→ **Task requirements**
All entries must be extracted exactly, with nothing added or dropped.

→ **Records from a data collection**
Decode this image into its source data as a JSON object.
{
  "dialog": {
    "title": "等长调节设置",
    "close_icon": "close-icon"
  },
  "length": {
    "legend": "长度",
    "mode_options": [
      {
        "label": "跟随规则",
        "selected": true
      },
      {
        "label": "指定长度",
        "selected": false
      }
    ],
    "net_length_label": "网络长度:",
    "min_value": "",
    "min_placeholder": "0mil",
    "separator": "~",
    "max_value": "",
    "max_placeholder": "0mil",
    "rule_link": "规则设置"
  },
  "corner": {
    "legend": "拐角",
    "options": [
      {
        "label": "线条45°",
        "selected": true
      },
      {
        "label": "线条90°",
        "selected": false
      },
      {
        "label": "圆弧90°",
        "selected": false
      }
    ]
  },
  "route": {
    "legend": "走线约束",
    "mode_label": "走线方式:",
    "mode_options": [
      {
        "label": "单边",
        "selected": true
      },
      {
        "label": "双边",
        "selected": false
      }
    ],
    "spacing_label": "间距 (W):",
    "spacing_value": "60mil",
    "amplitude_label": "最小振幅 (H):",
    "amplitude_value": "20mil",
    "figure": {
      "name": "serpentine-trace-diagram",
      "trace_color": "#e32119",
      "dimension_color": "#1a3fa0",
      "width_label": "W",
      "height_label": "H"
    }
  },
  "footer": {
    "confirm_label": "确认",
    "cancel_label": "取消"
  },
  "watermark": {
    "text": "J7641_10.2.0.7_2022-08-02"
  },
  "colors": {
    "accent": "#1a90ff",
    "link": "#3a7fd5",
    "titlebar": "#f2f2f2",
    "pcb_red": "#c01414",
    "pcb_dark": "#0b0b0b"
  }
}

→ **Answer for this exercise**
Decode this image into its source data as a JSON object.
{
  "dialog": {
    "title": "等长调节设置",
    "close_icon": "close-icon"
  },
  "length": {
    "legend": "长度",
    "mode_options": [
      {
        "label": "跟随规则",
        "selected": true
      },
      {
        "label": "指定长度",
        "selected": false
      }
    ],
    "net_length_label": "网络长度:",
    "min_value": "",
    "min_placeholder": "0mil",
    "separator": "~",
    "max_value": "",
    "max_placeholder": "0mil",
    "rule_link": "规则设置"
  },
  "corner": {
    "legend": "拐角",
    "options": [
      {
        "label": "线条45°",
        "selected": true
      },
      {
        "label": "线条90°",
        "selected": false
      },
      {
        "label": "圆弧90°",
        "selected": false
      }
    ]
  },
  "route": {
    "legend": "走线约束",
    "mode_label": "走线方式:",
    "mode_options": [
      {
        "label": "单边",
        "selected": true
      },
      {
        "label": "双边",
        "selected": false
      }
    ],
    "spacing_label": "间距 (W):",
    "spacing_value": "60mil",
    "amplitude_label": "最小振幅 (H):",
    "amplitude_value": "20mil",
    "figure": {
      "name": "serpentine-trace-diagram",
      "trace_color": "#e32119",
      "dimension_color": "#1a3fa0",
      "width_label": "W",
      "height_label": "H"
    }
  },
  "footer": {
    "confirm_label": "确认",
    "cancel_label": "取消"
  },
  "watermark": {
    "text": "J7641_10.2.0.7_2022-08-02"
  },
  "colors": {
    "accent": "#1a90ff",
    "link": "#3a7fd5",
    "titlebar": "#f2f2f2",
    "pcb_red": "#c01414",
    "pcb_dark": "#0b0b0b"
  }
}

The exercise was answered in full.